(Dataset excerpts)
▽
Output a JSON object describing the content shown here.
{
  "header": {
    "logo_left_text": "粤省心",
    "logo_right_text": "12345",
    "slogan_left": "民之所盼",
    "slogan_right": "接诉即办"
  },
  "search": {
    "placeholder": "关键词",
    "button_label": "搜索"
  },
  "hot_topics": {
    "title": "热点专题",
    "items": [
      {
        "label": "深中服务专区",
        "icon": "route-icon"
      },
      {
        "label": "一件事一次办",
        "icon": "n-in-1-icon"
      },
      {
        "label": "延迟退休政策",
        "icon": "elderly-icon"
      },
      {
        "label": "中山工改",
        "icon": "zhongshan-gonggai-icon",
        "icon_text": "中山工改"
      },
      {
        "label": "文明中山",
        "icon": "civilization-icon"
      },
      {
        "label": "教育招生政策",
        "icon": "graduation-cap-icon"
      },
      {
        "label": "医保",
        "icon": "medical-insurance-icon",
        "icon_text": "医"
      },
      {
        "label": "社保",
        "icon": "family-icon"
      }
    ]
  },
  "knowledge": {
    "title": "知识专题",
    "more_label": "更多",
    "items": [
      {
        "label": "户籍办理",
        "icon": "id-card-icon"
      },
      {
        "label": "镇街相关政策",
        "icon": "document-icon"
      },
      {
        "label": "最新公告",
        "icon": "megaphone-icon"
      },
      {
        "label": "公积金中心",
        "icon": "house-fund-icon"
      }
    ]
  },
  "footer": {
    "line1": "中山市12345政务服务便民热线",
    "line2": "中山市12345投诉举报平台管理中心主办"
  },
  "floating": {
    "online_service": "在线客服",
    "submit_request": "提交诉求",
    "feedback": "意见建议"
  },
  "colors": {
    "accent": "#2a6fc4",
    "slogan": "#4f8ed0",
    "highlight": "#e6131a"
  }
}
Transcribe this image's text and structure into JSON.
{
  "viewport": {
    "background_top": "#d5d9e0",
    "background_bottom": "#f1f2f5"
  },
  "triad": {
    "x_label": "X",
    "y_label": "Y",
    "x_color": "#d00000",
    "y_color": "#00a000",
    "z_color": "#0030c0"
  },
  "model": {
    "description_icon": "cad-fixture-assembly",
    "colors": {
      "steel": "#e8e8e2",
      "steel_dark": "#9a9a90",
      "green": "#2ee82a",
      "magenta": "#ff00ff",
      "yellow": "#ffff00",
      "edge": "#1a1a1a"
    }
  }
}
△
Repeat word for word the lines running from the line containing "Transcribe this image's" to the end of the entries above, inclusive.

Written answer:
Transcribe this image's text and structure into JSON.
{
  "viewport": {
    "background_top": "#d5d9e0",
    "background_bottom": "#f1f2f5"
  },
  "triad": {
    "x_label": "X",
    "y_label": "Y",
    "x_color": "#d00000",
    "y_color": "#00a000",
    "z_color": "#0030c0"
  },
  "model": {
    "description_icon": "cad-fixture-assembly",
    "colors": {
      "steel": "#e8e8e2",
      "steel_dark": "#9a9a90",
      "green": "#2ee82a",
      "magenta": "#ff00ff",
      "yellow": "#ffff00",
      "edge": "#1a1a1a"
    }
  }
}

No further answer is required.